TEXT PROVIDED:
################

I also was somewhat unhappy about duplication. But I didn't figure how 
to do that correctly. Currently the messages for 'git reset' and 'git 
commit' are almost identical.

Maybe in 2nd commit I should say something like "Extend 
`--pathspec-file-null` support to `git commit` (see previous patch for 
`git reset`)" ?

> I think my comments from patch 3 about <pathspecs> and the option names 
> apply here as well

Yes, sure, I will try to apply your suggestions to all patches. 
Hopefully without forgetting things :)

>> +    if (!pathspec.nr && (also || (only && !amend && !allow_empty)))
>> +        die(_("No paths with --include/--only does not make sense."));
> 
> I wonder if there is a way of calling parse_pathspec_file() from 
> parse_and_validate_options() instead. Otherwise we end up validating 
> options here instead which is a bit messy.

Yes, I was also somewhat unhappy about that. I will give it more thought.

> Overall this series is nicely structured and is looking pretty good

Thanks, and also thanks for reviewing my patches!
Junio C Hamano Nov. 6, 2019, 4:51 a.m. UTC | #3
"Alexandr Miloslavskiy via GitGitGadget" <gitgitgadget@gmail.com>
writes:

> From: Alexandr Miloslavskiy <alexandr.miloslavskiy@syntevo.com>
>
> This option solves the problem of commandline length limit for UI's
> built on top of git. Plumbing commands are not always a good fit, for
> two major reasons:
> 1) Some UI's serve as assistants that help user run git commands. In
>    this case, replacing familiar commands with plumbing commands will
>    confuse most users.
> 2) Some UI's have started and grown with porcelain commands. Replacing
>    existing logic with plumbing commands could be cumbersome and prone
>    to various new problems.

I think all the comments I made on "reset" with these two options,
both to the proposed log message and to the patch text, applies to
this this step, too, so I won't repeat them.

Thanks for working on this topic.
Alexandr Miloslavskiy Nov. 6, 2019, 3:56 p.m. UTC | #4
I think I have implemented most suggestions in PatchV2. Thanks!

> It might be worth tailoring the message to the command rather than 
> having exactly the same message for commit and reset

I decided to move the general comment to base commit where options are 
introduced and not repeat it where options are supported.

> I wonder if there is a way of calling parse_pathspec_file() from 
> parse_and_validate_options() instead. Otherwise we end up validating 
> options here instead which is a bit messy.

The code looks a bit too entangled to support that without making it 
worse. The biggest concern I have is that parse_and_validate_options() 
will populate `pathspec` and some other function will need to remember 
to clean it up. I like it better when `pathspec` is handled in one place.

################

RECORDED INFORMATION:
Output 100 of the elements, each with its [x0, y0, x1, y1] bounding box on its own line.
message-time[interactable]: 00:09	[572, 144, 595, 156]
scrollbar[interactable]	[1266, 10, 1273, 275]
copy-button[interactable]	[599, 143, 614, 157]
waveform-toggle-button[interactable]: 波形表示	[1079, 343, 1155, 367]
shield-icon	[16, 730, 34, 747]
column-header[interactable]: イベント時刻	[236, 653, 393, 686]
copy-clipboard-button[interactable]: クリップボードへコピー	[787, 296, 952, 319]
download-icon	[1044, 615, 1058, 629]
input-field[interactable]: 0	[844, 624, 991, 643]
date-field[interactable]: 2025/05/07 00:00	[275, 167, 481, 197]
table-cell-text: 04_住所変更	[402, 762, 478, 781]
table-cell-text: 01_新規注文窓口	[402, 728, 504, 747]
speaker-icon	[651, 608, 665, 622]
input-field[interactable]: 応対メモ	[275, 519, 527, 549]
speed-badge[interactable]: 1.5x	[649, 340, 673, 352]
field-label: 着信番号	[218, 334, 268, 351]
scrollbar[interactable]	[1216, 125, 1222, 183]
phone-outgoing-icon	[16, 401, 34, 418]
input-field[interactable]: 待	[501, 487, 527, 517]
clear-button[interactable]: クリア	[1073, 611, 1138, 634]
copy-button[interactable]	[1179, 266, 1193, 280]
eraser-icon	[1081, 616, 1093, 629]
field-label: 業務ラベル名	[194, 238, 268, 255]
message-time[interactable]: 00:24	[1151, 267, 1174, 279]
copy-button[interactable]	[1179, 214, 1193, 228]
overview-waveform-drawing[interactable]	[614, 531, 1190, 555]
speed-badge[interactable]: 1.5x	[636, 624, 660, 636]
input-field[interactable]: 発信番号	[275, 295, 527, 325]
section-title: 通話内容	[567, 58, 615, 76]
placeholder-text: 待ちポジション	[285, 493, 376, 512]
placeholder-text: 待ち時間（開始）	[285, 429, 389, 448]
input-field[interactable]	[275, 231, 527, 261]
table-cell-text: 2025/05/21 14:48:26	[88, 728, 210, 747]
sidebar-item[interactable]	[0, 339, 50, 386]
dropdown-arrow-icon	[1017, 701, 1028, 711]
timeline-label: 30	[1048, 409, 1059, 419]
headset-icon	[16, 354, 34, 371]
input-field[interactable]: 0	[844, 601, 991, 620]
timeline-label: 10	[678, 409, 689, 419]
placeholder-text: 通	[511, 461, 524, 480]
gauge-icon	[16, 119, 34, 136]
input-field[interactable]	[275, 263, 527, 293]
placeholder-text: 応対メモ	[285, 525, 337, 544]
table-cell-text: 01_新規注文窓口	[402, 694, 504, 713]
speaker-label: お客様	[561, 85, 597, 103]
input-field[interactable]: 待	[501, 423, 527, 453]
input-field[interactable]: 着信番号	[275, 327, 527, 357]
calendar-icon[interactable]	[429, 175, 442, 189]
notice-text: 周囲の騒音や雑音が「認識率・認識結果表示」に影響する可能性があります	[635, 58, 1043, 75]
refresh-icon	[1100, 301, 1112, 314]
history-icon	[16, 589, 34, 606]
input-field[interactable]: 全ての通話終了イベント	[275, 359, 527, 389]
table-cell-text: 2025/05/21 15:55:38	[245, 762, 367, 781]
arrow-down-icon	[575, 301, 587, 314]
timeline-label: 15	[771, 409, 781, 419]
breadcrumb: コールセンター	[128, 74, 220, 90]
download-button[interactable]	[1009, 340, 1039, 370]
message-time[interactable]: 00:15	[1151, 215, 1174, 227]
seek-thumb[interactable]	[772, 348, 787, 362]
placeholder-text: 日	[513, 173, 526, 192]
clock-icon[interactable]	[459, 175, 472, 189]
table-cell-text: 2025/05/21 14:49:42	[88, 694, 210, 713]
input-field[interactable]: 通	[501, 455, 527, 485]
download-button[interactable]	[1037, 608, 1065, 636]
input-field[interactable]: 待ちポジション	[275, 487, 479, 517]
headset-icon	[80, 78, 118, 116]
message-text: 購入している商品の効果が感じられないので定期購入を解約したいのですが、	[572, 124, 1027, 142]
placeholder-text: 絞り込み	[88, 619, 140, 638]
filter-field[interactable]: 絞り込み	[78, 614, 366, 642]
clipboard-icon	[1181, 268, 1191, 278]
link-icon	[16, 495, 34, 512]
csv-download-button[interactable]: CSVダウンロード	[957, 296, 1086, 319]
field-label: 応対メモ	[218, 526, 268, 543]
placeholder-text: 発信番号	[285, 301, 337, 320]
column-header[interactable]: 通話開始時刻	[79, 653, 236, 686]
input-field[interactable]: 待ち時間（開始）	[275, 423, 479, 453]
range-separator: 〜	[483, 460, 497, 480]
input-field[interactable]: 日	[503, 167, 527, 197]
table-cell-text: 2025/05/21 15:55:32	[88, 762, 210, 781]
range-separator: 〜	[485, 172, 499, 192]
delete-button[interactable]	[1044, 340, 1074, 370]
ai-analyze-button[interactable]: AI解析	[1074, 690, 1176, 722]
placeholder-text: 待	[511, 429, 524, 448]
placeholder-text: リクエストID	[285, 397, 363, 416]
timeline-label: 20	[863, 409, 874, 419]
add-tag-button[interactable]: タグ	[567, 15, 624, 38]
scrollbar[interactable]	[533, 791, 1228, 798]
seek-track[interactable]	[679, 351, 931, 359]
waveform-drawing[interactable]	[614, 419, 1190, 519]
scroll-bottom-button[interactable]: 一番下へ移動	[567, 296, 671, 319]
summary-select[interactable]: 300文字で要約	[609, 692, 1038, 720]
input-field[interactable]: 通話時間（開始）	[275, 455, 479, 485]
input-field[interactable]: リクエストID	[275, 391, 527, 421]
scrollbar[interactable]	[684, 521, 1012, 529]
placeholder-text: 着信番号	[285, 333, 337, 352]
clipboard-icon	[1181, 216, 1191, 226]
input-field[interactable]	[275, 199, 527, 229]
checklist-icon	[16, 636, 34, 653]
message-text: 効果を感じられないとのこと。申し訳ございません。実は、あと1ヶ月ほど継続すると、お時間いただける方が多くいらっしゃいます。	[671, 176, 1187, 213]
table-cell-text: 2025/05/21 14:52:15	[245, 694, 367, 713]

################

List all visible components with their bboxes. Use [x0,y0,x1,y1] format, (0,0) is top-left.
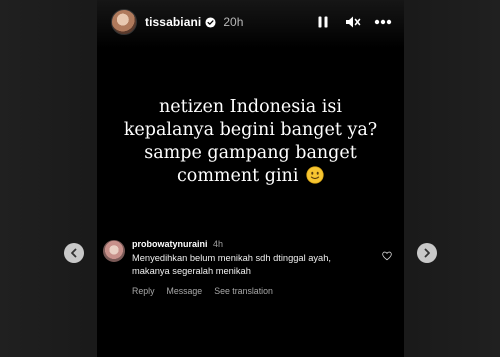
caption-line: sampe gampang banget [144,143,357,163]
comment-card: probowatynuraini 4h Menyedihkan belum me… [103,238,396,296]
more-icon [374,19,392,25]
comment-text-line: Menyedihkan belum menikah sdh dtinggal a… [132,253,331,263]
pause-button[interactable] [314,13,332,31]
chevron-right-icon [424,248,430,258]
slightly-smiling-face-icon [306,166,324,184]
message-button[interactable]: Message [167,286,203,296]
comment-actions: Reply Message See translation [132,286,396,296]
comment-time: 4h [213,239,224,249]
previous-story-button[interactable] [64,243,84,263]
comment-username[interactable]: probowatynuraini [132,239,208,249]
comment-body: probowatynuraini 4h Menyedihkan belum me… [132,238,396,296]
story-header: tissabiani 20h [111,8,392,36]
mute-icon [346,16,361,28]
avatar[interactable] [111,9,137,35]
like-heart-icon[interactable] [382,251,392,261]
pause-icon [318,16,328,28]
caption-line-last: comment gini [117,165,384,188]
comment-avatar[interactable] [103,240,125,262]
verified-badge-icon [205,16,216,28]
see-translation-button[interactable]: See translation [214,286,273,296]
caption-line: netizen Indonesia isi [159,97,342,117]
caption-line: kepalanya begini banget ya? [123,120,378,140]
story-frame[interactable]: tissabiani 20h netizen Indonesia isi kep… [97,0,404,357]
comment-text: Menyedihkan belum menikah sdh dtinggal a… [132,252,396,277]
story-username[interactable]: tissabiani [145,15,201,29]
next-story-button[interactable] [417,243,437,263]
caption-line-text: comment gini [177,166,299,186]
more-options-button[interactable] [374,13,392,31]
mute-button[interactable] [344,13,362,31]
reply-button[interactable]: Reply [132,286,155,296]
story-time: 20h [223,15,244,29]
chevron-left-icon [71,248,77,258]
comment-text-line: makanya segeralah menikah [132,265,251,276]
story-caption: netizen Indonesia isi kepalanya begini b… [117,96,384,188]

################

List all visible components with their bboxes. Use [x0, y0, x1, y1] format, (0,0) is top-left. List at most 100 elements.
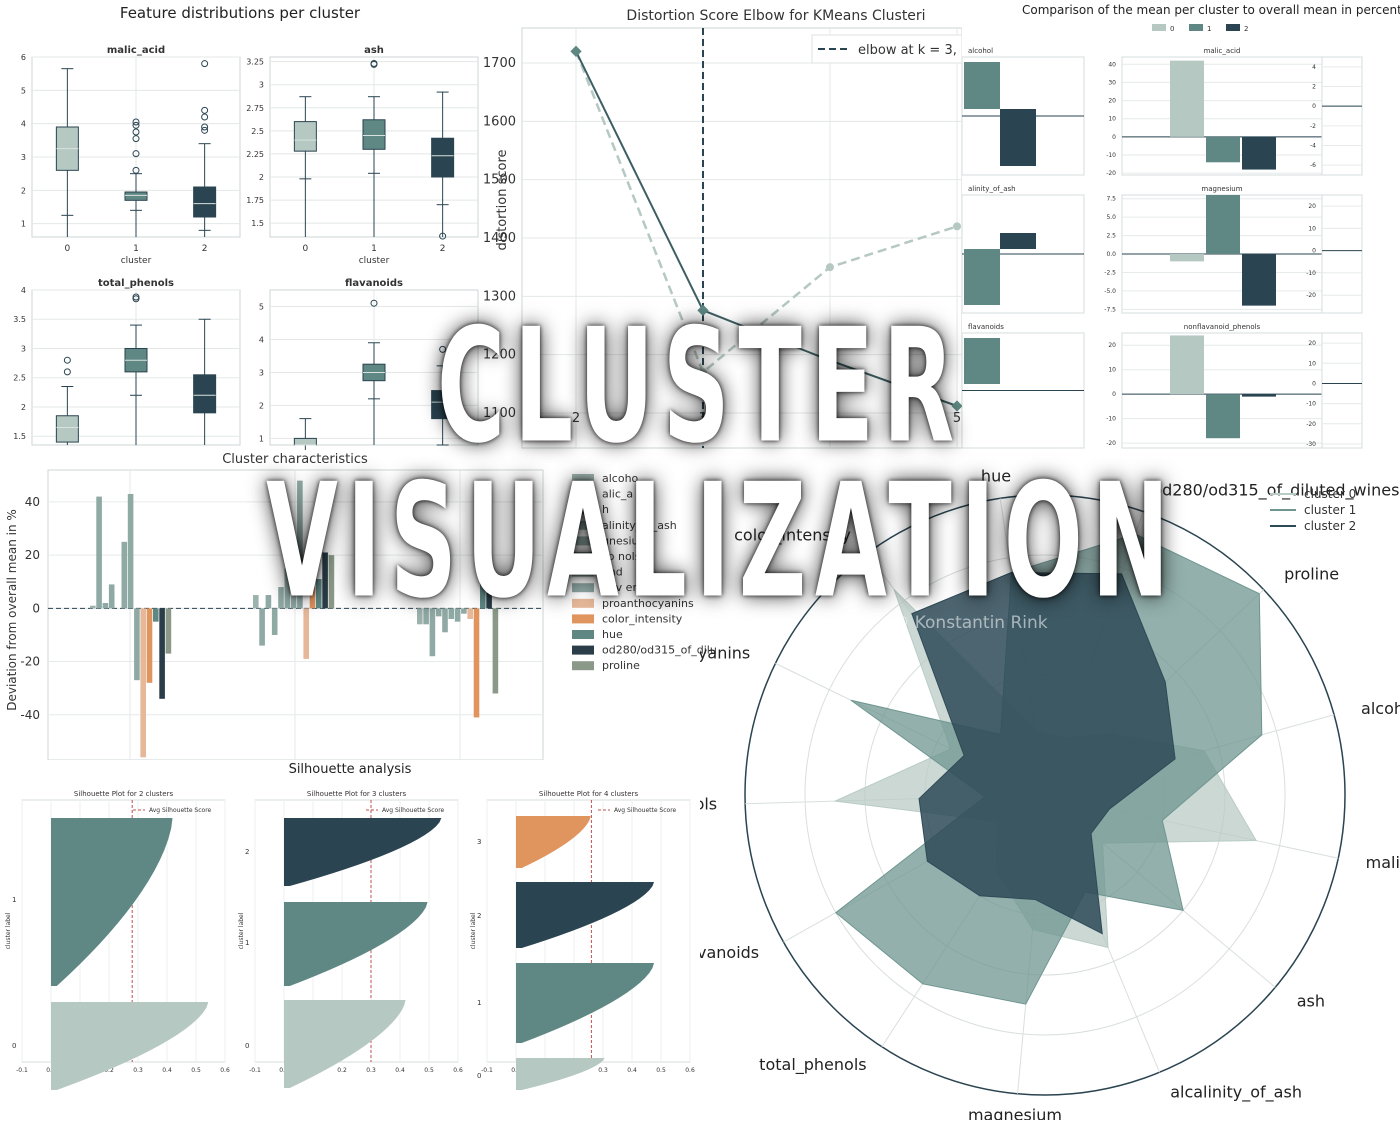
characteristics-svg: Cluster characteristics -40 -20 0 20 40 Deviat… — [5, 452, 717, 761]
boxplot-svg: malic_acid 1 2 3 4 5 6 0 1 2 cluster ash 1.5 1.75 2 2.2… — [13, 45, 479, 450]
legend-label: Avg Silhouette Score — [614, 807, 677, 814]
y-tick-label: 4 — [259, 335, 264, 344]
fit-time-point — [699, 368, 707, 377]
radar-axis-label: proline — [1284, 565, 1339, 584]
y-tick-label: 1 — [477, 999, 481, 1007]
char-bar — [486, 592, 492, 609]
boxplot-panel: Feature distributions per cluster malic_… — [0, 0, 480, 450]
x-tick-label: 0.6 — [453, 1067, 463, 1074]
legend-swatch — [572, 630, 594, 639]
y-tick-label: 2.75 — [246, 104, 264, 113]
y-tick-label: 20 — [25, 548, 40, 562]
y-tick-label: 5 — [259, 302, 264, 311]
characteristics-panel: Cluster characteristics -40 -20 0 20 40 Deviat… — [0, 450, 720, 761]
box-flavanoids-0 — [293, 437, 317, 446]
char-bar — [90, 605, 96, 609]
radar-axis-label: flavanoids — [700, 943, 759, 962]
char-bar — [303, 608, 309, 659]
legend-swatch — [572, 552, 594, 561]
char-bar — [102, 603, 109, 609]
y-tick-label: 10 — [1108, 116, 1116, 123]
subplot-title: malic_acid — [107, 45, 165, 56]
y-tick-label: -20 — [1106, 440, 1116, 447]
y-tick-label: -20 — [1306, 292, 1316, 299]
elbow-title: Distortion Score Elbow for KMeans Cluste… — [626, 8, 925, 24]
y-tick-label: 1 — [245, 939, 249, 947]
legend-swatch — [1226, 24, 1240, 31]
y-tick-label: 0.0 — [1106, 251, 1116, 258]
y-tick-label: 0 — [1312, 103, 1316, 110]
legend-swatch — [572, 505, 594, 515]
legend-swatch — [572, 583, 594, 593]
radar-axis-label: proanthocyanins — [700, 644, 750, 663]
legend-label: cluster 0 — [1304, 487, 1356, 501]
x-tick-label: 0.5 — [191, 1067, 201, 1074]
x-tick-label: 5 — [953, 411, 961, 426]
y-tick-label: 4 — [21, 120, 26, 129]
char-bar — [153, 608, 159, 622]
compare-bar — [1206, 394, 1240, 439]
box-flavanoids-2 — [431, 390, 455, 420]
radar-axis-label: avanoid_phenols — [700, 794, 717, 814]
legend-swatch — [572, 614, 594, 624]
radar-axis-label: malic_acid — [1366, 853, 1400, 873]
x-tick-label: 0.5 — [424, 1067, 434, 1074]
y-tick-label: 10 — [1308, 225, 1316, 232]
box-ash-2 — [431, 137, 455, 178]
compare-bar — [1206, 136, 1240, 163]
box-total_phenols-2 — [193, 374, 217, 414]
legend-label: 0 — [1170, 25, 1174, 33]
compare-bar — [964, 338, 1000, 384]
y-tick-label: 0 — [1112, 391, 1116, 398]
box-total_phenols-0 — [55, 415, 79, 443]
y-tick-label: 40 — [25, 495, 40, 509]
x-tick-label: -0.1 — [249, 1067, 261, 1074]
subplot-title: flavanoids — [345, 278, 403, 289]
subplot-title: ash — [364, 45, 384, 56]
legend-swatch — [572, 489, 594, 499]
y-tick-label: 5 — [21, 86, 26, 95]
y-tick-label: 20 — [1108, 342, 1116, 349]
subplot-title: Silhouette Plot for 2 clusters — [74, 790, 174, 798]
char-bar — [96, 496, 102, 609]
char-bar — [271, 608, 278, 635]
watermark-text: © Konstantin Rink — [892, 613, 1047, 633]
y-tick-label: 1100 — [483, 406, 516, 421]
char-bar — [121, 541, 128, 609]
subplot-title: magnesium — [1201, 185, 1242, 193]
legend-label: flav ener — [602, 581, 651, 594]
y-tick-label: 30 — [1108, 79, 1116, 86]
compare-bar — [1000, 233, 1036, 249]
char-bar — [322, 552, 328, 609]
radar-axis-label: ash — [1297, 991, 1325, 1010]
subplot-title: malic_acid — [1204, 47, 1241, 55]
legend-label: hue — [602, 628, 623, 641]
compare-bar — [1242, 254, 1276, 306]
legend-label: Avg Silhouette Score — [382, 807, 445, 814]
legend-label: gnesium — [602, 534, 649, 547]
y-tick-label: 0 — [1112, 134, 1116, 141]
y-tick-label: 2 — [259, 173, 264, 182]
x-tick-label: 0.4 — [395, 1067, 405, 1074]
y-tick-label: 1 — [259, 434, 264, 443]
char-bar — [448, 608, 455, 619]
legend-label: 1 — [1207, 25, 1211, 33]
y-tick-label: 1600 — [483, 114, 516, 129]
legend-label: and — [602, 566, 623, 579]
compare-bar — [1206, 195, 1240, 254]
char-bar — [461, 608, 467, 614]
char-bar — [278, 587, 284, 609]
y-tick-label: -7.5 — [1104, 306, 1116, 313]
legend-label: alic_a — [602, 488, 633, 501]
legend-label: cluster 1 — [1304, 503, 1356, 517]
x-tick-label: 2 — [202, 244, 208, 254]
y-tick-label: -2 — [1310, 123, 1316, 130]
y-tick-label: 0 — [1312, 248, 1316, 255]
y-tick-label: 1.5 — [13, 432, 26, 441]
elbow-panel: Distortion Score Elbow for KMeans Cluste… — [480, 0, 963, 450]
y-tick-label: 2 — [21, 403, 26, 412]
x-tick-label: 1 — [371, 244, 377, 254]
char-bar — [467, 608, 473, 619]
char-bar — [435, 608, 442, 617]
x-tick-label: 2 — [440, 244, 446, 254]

################

EXERCISES:
- 1) In the git patch review thread, what is Alexandr Miloslavskiy's biggest concern about having parse_and_validate_options() populate `pathspec`?
- 2) Please carry on the git patch review thread from the point where it stops.
The entries come from a separate source and have no connection to the git patch review thread.

RESPONSES TO THE TASKS:
- 1) Some other function would then need to remember to clean it up.

- 2)
I agree that things are not perfect, but this seems to be a consequence 
of other existing problems. For example, I would have expected a 
structure instead of a handful of global variables. That would have 
solved many problems. However, I didn't have the bravery to dive into 
this refactoring.
Phillip Wood Dec. 10, 2019, 10:42 a.m. UTC | #5
Hi Alexandr

Sorry it has taken me so long to reply

On 06/11/2019 15:56, Alexandr Miloslavskiy wrote:
> I think I have implemented most suggestions in PatchV2. Thanks!
> 
>> It might be worth tailoring the message to the command rather than 
>> having exactly the same message for commit and reset
> 
> I decided to move the general comment to base commit where options are 
> introduced and not repeat it where options are supported.
> 
>> I wonder if there is a way of calling parse_pathspec_file() from 
>> parse_and_validate_options() instead. Otherwise we end up validating 
>> options here instead which is a bit messy.
> 
> The code looks a bit too entangled to support that without making it 
> worse. The biggest concern I have is that parse_and_validate_options() 
> will populate `pathspec` and some other function will need to remember 
> to clean it up. I like it better when `pathspec` is handled in one place.

I don't think it's so bad if the pathspec is cleaned up just after it is used, 
the diff below applies on top of your patch - see what you think. The diff 
also adds dies if --all is given with --pathspec-from-file which (together 
with a test) would be worth adding to you series I think.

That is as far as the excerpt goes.